(EXERCISE BRIEF) Gather all lines in the entries below that include the word "ille".

# Start of INPUT FOR THIS TASK

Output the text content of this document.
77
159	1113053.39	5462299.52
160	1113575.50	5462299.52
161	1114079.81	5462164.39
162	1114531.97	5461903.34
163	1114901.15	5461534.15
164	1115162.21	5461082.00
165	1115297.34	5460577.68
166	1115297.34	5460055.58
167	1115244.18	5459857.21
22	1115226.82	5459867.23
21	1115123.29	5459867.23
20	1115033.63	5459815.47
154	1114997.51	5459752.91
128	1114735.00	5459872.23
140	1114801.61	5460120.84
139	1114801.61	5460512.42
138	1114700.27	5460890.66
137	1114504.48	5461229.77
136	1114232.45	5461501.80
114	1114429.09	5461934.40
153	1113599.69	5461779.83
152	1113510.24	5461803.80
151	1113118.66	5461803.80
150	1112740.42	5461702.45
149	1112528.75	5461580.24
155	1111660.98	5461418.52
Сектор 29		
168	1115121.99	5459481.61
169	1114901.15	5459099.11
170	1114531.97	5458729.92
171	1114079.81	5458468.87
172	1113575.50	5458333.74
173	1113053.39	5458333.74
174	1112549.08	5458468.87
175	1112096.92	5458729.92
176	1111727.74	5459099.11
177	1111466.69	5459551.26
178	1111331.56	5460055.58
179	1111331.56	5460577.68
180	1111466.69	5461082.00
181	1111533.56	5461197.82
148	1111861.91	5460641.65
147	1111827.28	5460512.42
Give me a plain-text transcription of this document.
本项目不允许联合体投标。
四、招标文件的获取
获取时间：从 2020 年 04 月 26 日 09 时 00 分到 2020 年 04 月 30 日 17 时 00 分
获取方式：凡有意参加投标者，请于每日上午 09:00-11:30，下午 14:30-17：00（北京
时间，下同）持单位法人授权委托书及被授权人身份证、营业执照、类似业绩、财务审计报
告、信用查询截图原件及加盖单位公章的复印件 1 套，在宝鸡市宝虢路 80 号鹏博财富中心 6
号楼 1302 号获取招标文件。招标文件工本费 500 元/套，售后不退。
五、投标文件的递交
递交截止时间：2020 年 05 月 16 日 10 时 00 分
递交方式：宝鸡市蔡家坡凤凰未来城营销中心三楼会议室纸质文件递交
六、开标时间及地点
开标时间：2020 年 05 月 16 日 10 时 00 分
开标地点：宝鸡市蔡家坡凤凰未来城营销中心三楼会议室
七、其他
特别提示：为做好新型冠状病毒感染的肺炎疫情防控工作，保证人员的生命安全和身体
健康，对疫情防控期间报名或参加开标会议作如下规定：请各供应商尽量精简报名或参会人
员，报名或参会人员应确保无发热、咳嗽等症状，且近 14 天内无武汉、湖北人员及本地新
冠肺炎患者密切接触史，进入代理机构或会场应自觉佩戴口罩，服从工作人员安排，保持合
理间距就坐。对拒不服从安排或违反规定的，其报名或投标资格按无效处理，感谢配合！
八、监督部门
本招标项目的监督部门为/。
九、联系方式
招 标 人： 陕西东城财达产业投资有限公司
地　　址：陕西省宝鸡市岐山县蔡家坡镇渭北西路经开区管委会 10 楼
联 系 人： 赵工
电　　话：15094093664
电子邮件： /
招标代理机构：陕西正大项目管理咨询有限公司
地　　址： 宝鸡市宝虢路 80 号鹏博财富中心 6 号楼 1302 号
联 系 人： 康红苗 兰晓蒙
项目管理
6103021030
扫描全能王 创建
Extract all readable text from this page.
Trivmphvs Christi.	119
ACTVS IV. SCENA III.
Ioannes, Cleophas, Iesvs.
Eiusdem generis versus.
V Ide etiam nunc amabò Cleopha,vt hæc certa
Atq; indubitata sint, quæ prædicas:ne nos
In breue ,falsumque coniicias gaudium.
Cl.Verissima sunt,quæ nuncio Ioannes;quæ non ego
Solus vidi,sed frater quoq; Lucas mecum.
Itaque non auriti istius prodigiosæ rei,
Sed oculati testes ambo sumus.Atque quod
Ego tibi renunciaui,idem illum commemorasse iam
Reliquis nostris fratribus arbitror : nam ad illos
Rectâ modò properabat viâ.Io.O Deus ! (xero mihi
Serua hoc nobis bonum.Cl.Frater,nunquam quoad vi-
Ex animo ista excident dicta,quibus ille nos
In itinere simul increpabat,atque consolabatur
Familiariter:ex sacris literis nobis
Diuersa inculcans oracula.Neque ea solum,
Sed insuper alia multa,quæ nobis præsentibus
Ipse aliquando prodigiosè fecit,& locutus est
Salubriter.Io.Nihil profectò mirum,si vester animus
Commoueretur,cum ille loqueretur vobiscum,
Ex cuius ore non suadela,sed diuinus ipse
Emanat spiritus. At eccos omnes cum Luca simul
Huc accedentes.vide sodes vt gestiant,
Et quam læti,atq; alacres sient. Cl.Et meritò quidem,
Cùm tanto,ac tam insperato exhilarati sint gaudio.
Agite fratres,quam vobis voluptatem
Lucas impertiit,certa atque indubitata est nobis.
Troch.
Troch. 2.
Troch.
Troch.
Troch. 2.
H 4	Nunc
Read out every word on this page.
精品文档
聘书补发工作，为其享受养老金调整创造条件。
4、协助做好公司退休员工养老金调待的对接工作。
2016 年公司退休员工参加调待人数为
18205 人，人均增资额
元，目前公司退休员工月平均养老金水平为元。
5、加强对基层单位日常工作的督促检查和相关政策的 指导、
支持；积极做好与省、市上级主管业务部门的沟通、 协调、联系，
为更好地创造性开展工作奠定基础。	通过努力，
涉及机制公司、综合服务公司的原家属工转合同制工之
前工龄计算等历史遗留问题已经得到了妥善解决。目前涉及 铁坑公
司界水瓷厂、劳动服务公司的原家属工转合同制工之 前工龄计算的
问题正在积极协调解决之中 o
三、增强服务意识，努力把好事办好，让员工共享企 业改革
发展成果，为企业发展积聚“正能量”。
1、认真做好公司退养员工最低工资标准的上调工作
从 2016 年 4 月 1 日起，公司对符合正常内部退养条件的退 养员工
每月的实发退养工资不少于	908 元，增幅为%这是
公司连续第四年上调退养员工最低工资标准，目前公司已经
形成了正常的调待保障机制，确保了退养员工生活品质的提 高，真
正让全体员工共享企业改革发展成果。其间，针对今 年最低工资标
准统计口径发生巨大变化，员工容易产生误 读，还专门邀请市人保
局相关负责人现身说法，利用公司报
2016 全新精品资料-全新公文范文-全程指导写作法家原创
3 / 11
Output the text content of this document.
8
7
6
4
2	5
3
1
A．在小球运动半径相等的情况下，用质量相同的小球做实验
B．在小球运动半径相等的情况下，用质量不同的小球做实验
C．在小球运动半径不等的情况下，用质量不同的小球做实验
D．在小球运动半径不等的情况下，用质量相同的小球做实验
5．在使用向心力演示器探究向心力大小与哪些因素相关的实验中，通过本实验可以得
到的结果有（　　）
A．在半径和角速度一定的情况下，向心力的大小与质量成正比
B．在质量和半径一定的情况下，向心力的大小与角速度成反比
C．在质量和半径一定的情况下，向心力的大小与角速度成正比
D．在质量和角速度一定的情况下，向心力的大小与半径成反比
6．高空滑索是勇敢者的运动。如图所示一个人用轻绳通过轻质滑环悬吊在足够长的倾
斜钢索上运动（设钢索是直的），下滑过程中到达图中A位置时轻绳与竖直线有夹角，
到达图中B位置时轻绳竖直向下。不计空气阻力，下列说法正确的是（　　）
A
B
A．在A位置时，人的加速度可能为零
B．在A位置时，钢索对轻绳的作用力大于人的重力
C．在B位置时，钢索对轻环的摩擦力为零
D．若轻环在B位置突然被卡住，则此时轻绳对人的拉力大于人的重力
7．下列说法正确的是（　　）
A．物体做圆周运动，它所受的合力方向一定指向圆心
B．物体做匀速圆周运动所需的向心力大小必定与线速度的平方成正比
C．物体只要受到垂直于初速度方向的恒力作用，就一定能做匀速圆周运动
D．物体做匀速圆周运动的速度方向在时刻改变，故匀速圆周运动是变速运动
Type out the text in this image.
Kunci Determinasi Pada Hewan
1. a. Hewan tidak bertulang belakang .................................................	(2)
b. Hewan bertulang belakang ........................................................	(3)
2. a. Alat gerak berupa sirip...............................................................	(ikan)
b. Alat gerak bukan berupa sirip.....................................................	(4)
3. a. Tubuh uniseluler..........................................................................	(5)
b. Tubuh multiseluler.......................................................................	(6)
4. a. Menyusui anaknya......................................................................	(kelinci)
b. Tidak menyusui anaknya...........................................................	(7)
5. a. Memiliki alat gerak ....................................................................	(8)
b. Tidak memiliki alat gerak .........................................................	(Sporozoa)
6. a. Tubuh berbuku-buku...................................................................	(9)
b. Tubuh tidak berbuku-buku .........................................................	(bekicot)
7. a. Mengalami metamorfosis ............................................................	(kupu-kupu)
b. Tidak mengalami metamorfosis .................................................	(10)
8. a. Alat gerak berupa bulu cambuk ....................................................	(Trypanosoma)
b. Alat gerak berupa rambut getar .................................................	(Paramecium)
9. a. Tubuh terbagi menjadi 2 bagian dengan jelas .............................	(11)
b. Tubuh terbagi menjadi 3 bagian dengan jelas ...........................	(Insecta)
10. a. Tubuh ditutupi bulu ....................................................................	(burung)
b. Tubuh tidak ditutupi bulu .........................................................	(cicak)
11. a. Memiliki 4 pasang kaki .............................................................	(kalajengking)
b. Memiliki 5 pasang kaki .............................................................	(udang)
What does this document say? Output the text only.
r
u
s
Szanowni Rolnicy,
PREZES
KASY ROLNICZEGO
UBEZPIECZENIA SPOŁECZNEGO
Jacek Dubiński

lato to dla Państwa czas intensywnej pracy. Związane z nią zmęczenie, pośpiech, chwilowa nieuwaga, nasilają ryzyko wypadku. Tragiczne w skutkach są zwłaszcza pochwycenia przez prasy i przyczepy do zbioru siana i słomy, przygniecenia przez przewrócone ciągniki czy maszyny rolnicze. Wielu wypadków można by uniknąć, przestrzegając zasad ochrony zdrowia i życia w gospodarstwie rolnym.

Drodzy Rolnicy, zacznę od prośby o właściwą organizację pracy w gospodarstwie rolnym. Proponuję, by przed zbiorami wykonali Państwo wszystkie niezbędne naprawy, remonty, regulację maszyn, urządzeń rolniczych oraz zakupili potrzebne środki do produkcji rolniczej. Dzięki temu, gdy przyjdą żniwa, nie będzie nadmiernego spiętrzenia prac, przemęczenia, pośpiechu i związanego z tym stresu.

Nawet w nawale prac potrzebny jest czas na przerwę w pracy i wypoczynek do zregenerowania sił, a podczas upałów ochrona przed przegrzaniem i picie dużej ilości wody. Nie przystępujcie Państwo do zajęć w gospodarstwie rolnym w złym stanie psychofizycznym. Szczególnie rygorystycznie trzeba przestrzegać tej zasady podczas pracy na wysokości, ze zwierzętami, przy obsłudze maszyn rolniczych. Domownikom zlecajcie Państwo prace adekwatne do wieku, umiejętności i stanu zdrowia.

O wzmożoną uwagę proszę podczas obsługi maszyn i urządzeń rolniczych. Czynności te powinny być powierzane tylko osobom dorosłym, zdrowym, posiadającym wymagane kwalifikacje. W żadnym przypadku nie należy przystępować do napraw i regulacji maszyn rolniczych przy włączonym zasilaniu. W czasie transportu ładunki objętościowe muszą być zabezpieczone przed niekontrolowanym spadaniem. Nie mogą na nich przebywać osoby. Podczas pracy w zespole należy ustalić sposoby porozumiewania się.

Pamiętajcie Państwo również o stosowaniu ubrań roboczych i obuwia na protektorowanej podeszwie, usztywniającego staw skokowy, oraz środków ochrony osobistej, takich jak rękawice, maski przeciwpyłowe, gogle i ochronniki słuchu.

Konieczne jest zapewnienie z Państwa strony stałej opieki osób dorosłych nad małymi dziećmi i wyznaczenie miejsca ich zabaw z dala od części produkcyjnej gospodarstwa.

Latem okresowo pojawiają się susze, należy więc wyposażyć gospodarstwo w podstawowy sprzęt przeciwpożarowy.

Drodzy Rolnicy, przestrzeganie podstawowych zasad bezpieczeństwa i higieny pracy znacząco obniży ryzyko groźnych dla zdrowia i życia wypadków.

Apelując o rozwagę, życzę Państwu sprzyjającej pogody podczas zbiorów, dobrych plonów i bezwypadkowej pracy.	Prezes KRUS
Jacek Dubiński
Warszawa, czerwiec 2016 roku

# End of INPUT FOR THIS TASK

(EXERCISE RESPONSE)
Ex animo ista excident dicta,quibus ille nos
Commoueretur,cum ille loqueretur vobiscum,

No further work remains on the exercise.